— Start Source records —
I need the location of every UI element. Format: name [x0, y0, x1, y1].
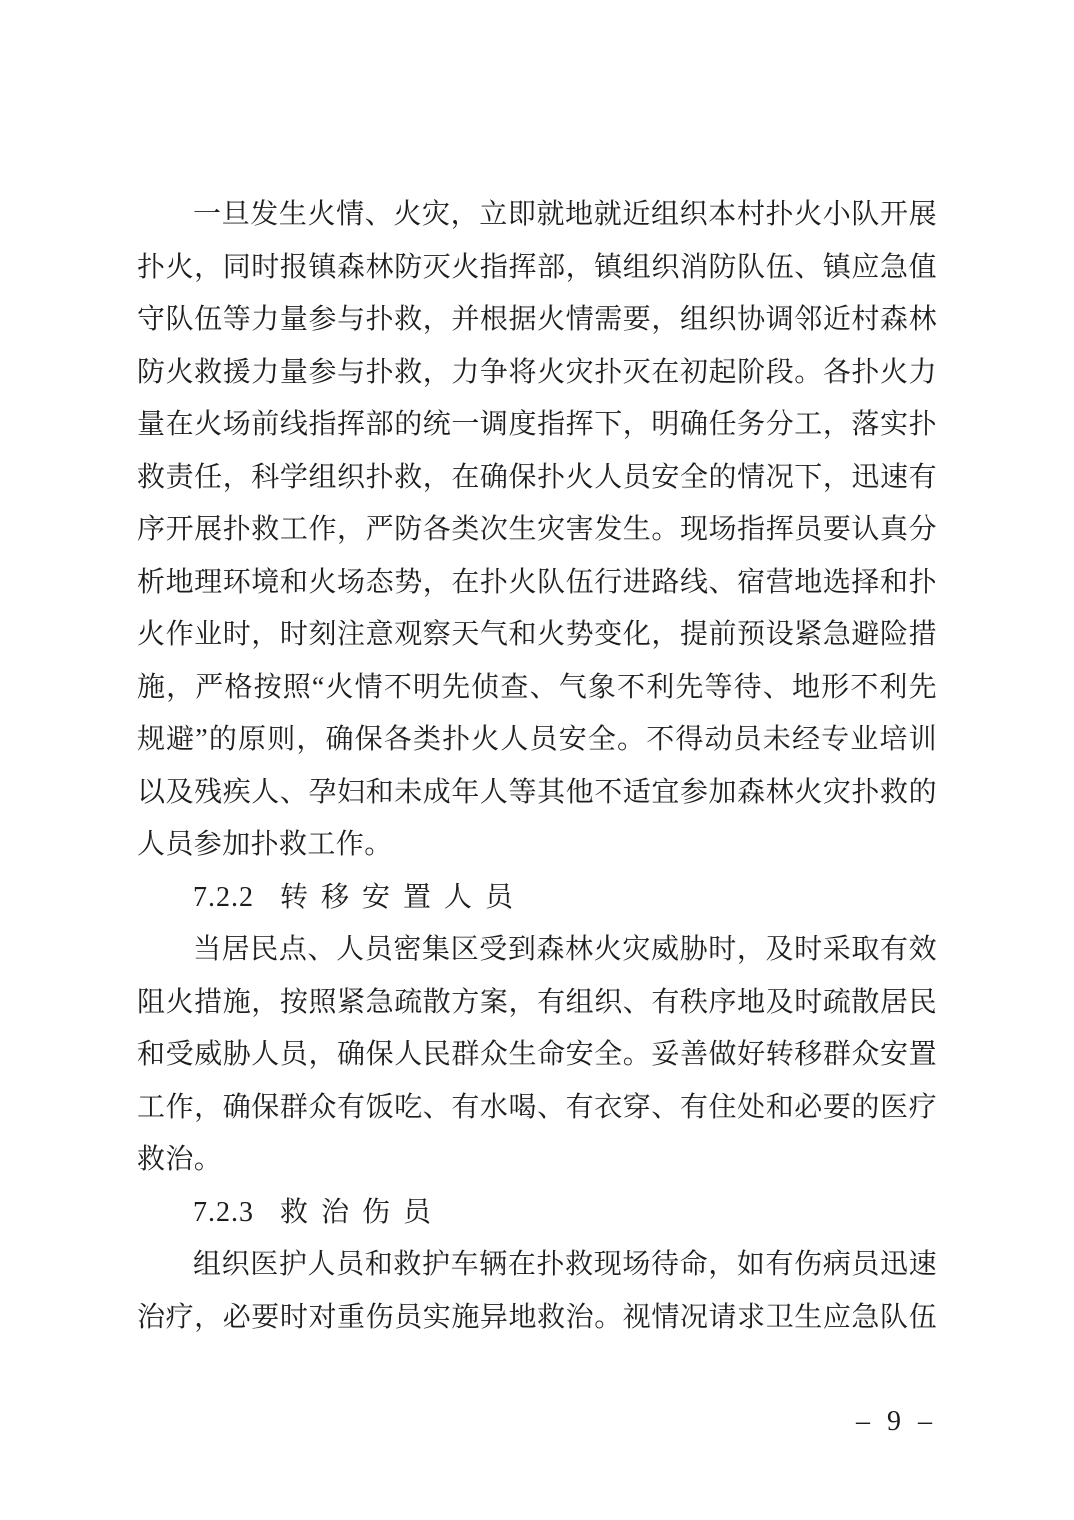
section-title: 转移安置人员	[280, 882, 526, 913]
page-number: – 9 –	[856, 1406, 937, 1437]
paragraph-evacuation-resettlement: 当居民点、人员密集区受到森林火灾威胁时，及时采取有效阻火措施，按照紧急疏散方案，…	[137, 924, 937, 1187]
section-heading-7-2-3: 7.2.3救治伤员	[137, 1187, 937, 1240]
section-number: 7.2.3	[193, 1197, 254, 1228]
page-footer: – 9 –	[137, 1406, 937, 1438]
paragraph-fire-suppression: 一旦发生火情、火灾，立即就地就近组织本村扑火小队开展扑火，同时报镇森林防灭火指挥…	[137, 189, 937, 872]
section-number: 7.2.2	[193, 882, 254, 913]
document-page: 一旦发生火情、火灾，立即就地就近组织本村扑火小队开展扑火，同时报镇森林防灭火指挥…	[0, 0, 1074, 1520]
section-title: 救治伤员	[280, 1197, 444, 1228]
document-content: 一旦发生火情、火灾，立即就地就近组织本村扑火小队开展扑火，同时报镇森林防灭火指挥…	[137, 189, 937, 1344]
section-heading-7-2-2: 7.2.2转移安置人员	[137, 872, 937, 925]
paragraph-medical-treatment: 组织医护人员和救护车辆在扑救现场待命，如有伤病员迅速治疗，必要时对重伤员实施异地…	[137, 1239, 937, 1344]
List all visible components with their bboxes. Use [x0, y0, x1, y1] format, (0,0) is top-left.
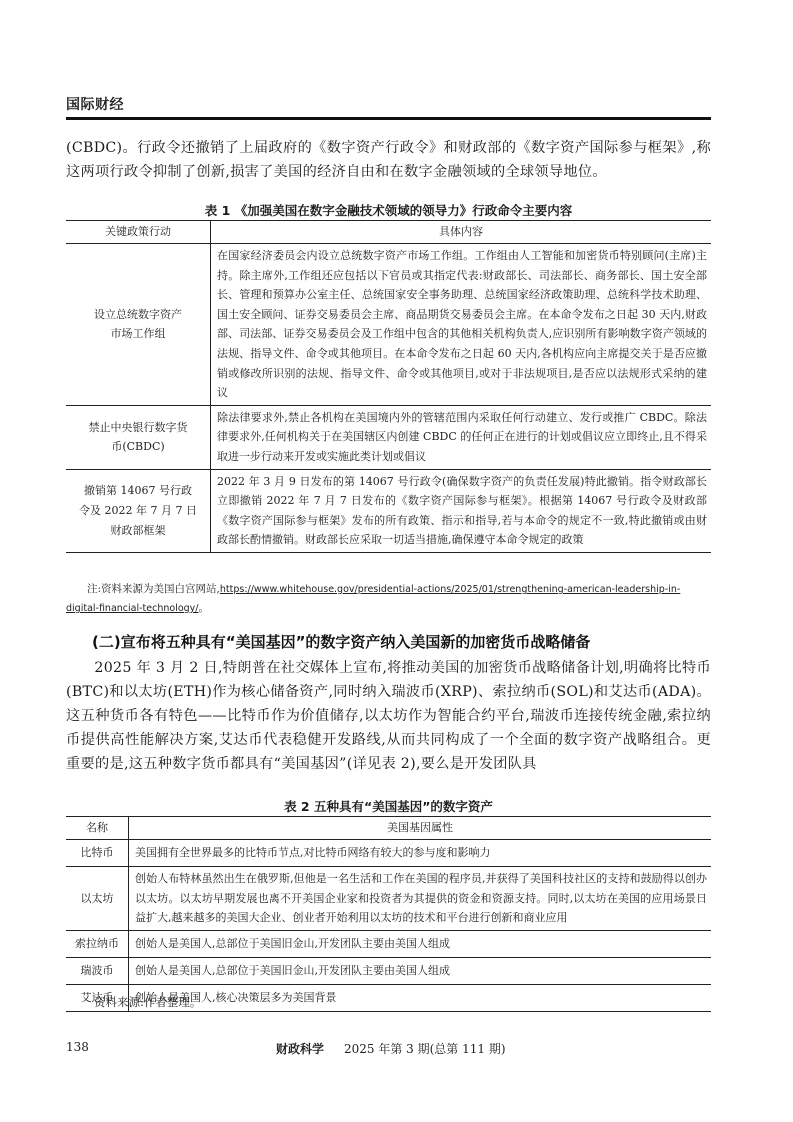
page-number: 138: [66, 1040, 89, 1054]
table1-cell-content: 除法律要求外,禁止各机构在美国境内外的管辖范围内采取任何行动建立、发行或推广 C…: [211, 405, 712, 469]
table2-cell-name: 索拉纳币: [66, 930, 129, 957]
header-rule: [66, 117, 711, 120]
table-row: 设立总统数字资产市场工作组 在国家经济委员会内设立总统数字资产市场工作组。工作组…: [66, 244, 711, 406]
table2-cell-attr: 创始人布特林虽然出生在俄罗斯,但他是一名生活和工作在美国的程序员,并获得了美国科…: [129, 867, 712, 931]
table2-header-row: 名称 美国基因属性: [66, 817, 711, 840]
table1-cell-content: 在国家经济委员会内设立总统数字资产市场工作组。工作组由人工智能和加密货币特别顾问…: [211, 244, 712, 406]
table-row: 以太坊 创始人布特林虽然出生在俄罗斯,但他是一名生活和工作在美国的程序员,并获得…: [66, 867, 711, 931]
table-row: 瑞波币 创始人是美国人,总部位于美国旧金山,开发团队主要由美国人组成: [66, 957, 711, 984]
table2-cell-attr: 创始人是美国人,核心决策层多为美国背景: [129, 984, 712, 1011]
paragraph-continued: (CBDC)。行政令还撤销了上届政府的《数字资产行政令》和财政部的《数字资产国际…: [66, 136, 711, 184]
table2-cell-attr: 美国拥有全世界最多的比特币节点,对比特币网络有较大的参与度和影响力: [129, 840, 712, 867]
running-head-section: 国际财经: [66, 94, 124, 114]
table2: 名称 美国基因属性 比特币 美国拥有全世界最多的比特币节点,对比特币网络有较大的…: [66, 816, 711, 1012]
table1-header-content: 具体内容: [211, 221, 712, 244]
table2-cell-attr: 创始人是美国人,总部位于美国旧金山,开发团队主要由美国人组成: [129, 957, 712, 984]
cell-text: 禁止中央银行数字货币(CBDC): [88, 418, 188, 457]
journal-name: 财政科学: [276, 1040, 324, 1057]
table2-header-name: 名称: [66, 817, 129, 840]
table1-title: 表 1 《加强美国在数字金融技术领域的领导力》行政命令主要内容: [66, 201, 711, 219]
table2-cell-attr: 创始人是美国人,总部位于美国旧金山,开发团队主要由美国人组成: [129, 930, 712, 957]
journal-issue: 2025 年第 3 期(总第 111 期): [344, 1040, 506, 1057]
table2-source: 资料来源:作者整理。: [94, 994, 201, 1010]
table2-title: 表 2 五种具有“美国基因”的数字资产: [66, 797, 711, 815]
table1-note: 注:资料来源为美国白宫网站,https://www.whitehouse.gov…: [66, 580, 711, 618]
table1-header-row: 关键政策行动 具体内容: [66, 221, 711, 244]
table2-header-attr: 美国基因属性: [129, 817, 712, 840]
table-row: 撤销第 14067 号行政令及 2022 年 7 月 7 日财政部框架 2022…: [66, 469, 711, 552]
paragraph-body: 2025 年 3 月 2 日,特朗普在社交媒体上宣布,将推动美国的加密货币战略储…: [66, 656, 711, 776]
table-row: 索拉纳币 创始人是美国人,总部位于美国旧金山,开发团队主要由美国人组成: [66, 930, 711, 957]
table-row: 比特币 美国拥有全世界最多的比特币节点,对比特币网络有较大的参与度和影响力: [66, 840, 711, 867]
table1: 关键政策行动 具体内容 设立总统数字资产市场工作组 在国家经济委员会内设立总统数…: [66, 220, 711, 553]
section-heading: (二)宣布将五种具有“美国基因”的数字资产纳入美国新的加密货币战略储备: [92, 631, 590, 652]
note-suffix: 。: [199, 602, 210, 614]
table1-cell-action: 撤销第 14067 号行政令及 2022 年 7 月 7 日财政部框架: [66, 469, 211, 552]
cell-text: 撤销第 14067 号行政令及 2022 年 7 月 7 日财政部框架: [79, 481, 197, 540]
table1-cell-content: 2022 年 3 月 9 日发布的第 14067 号行政令(确保数字资产的负责任…: [211, 469, 712, 552]
table2-cell-name: 以太坊: [66, 867, 129, 931]
table2-cell-name: 比特币: [66, 840, 129, 867]
cell-text: 设立总统数字资产市场工作组: [94, 305, 182, 344]
note-prefix: 注:资料来源为美国白宫网站,: [87, 583, 220, 595]
table2-cell-name: 瑞波币: [66, 957, 129, 984]
table1-header-action: 关键政策行动: [66, 221, 211, 244]
table-row: 禁止中央银行数字货币(CBDC) 除法律要求外,禁止各机构在美国境内外的管辖范围…: [66, 405, 711, 469]
table1-cell-action: 禁止中央银行数字货币(CBDC): [66, 405, 211, 469]
table1-cell-action: 设立总统数字资产市场工作组: [66, 244, 211, 406]
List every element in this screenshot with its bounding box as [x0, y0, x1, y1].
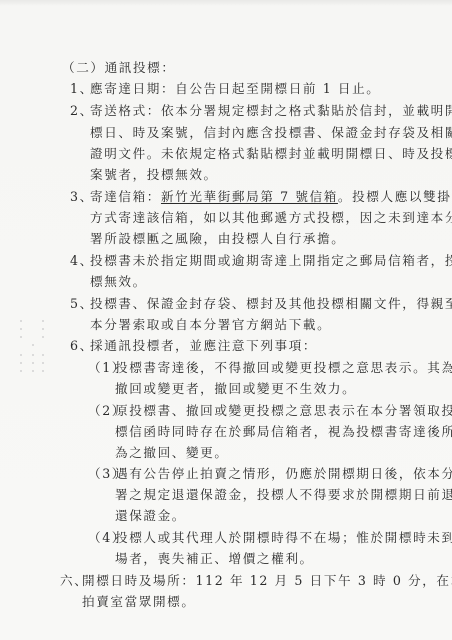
— End Source records —
_Exercise goal_:
Please copy every item above word for word, leaving out the pictures.

_Exercise output_:
I need the location of every UI element. Format: name [x0, y0, x1, y1].
section-title: 转移安置人员	[280, 882, 526, 913]
page-number: – 9 –	[856, 1406, 937, 1437]
paragraph-evacuation-resettlement: 当居民点、人员密集区受到森林火灾威胁时，及时采取有效阻火措施，按照紧急疏散方案，…	[137, 924, 937, 1187]
section-heading-7-2-3: 7.2.3救治伤员	[137, 1187, 937, 1240]
section-number: 7.2.3	[193, 1197, 254, 1228]
page-footer: – 9 –	[137, 1406, 937, 1438]
paragraph-fire-suppression: 一旦发生火情、火灾，立即就地就近组织本村扑火小队开展扑火，同时报镇森林防灭火指挥…	[137, 189, 937, 872]
section-number: 7.2.2	[193, 882, 254, 913]
document-page: 一旦发生火情、火灾，立即就地就近组织本村扑火小队开展扑火，同时报镇森林防灭火指挥…	[0, 0, 1074, 1520]
section-title: 救治伤员	[280, 1197, 444, 1228]
document-content: 一旦发生火情、火灾，立即就地就近组织本村扑火小队开展扑火，同时报镇森林防灭火指挥…	[137, 189, 937, 1344]
section-heading-7-2-2: 7.2.2转移安置人员	[137, 872, 937, 925]
paragraph-medical-treatment: 组织医护人员和救护车辆在扑救现场待命，如有伤病员迅速治疗，必要时对重伤员实施异地…	[137, 1239, 937, 1344]
List all visible components with their bboxes. Use [x0, y0, x1, y1] format, (0,0) is top-left.
page-number: 138: [66, 1040, 89, 1054]
table1-cell-content: 除法律要求外,禁止各机构在美国境内外的管辖范围内采取任何行动建立、发行或推广 C…: [211, 405, 712, 469]
table2-cell-name: 索拉纳币: [66, 930, 129, 957]
header-rule: [66, 117, 711, 120]
table-row: 设立总统数字资产市场工作组 在国家经济委员会内设立总统数字资产市场工作组。工作组…: [66, 244, 711, 406]
table2-cell-attr: 创始人布特林虽然出生在俄罗斯,但他是一名生活和工作在美国的程序员,并获得了美国科…: [129, 867, 712, 931]
table2-header-row: 名称 美国基因属性: [66, 817, 711, 840]
table1-cell-content: 在国家经济委员会内设立总统数字资产市场工作组。工作组由人工智能和加密货币特别顾问…: [211, 244, 712, 406]
table-row: 以太坊 创始人布特林虽然出生在俄罗斯,但他是一名生活和工作在美国的程序员,并获得…: [66, 867, 711, 931]
table-row: 瑞波币 创始人是美国人,总部位于美国旧金山,开发团队主要由美国人组成: [66, 957, 711, 984]
table2-cell-attr: 创始人是美国人,核心决策层多为美国背景: [129, 984, 712, 1011]
paragraph-continued: (CBDC)。行政令还撤销了上届政府的《数字资产行政令》和财政部的《数字资产国际…: [66, 136, 711, 184]
table2-cell-attr: 美国拥有全世界最多的比特币节点,对比特币网络有较大的参与度和影响力: [129, 840, 712, 867]
running-head-section: 国际财经: [66, 94, 124, 114]
table2: 名称 美国基因属性 比特币 美国拥有全世界最多的比特币节点,对比特币网络有较大的…: [66, 816, 711, 1012]
table1-header-content: 具体内容: [211, 221, 712, 244]
table2-cell-attr: 创始人是美国人,总部位于美国旧金山,开发团队主要由美国人组成: [129, 957, 712, 984]
cell-text: 禁止中央银行数字货币(CBDC): [88, 418, 188, 457]
journal-name: 财政科学: [276, 1040, 324, 1057]
table2-header-name: 名称: [66, 817, 129, 840]
table1-title: 表 1 《加强美国在数字金融技术领域的领导力》行政命令主要内容: [66, 201, 711, 219]
table2-cell-attr: 创始人是美国人,总部位于美国旧金山,开发团队主要由美国人组成: [129, 930, 712, 957]
journal-issue: 2025 年第 3 期(总第 111 期): [344, 1040, 506, 1057]
table2-source: 资料来源:作者整理。: [94, 994, 201, 1010]
table2-title: 表 2 五种具有“美国基因”的数字资产: [66, 797, 711, 815]
table1-note: 注:资料来源为美国白宫网站,https://www.whitehouse.gov…: [66, 580, 711, 618]
table1-header-row: 关键政策行动 具体内容: [66, 221, 711, 244]
table2-header-attr: 美国基因属性: [129, 817, 712, 840]
table-row: 撤销第 14067 号行政令及 2022 年 7 月 7 日财政部框架 2022…: [66, 469, 711, 552]
paragraph-body: 2025 年 3 月 2 日,特朗普在社交媒体上宣布,将推动美国的加密货币战略储…: [66, 656, 711, 776]
table-row: 索拉纳币 创始人是美国人,总部位于美国旧金山,开发团队主要由美国人组成: [66, 930, 711, 957]
table-row: 比特币 美国拥有全世界最多的比特币节点,对比特币网络有较大的参与度和影响力: [66, 840, 711, 867]
table1: 关键政策行动 具体内容 设立总统数字资产市场工作组 在国家经济委员会内设立总统数…: [66, 220, 711, 553]
section-heading: (二)宣布将五种具有“美国基因”的数字资产纳入美国新的加密货币战略储备: [92, 631, 590, 652]
note-suffix: 。: [199, 602, 210, 614]
table1-cell-action: 撤销第 14067 号行政令及 2022 年 7 月 7 日财政部框架: [66, 469, 211, 552]
cell-text: 撤销第 14067 号行政令及 2022 年 7 月 7 日财政部框架: [79, 481, 197, 540]
table1-cell-content: 2022 年 3 月 9 日发布的第 14067 号行政令(确保数字资产的负责任…: [211, 469, 712, 552]
table2-cell-name: 以太坊: [66, 867, 129, 931]
table2-cell-name: 比特币: [66, 840, 129, 867]
cell-text: 设立总统数字资产市场工作组: [94, 305, 182, 344]
note-prefix: 注:资料来源为美国白宫网站,: [87, 583, 220, 595]
table2-cell-name: 瑞波币: [66, 957, 129, 984]
table1-header-action: 关键政策行动: [66, 221, 211, 244]
table-row: 禁止中央银行数字货币(CBDC) 除法律要求外,禁止各机构在美国境内外的管辖范围…: [66, 405, 711, 469]
table1-cell-action: 禁止中央银行数字货币(CBDC): [66, 405, 211, 469]
table1-cell-action: 设立总统数字资产市场工作组: [66, 244, 211, 406]
List every element in this screenshot with its bounding box as [x0, y0, x1, y1].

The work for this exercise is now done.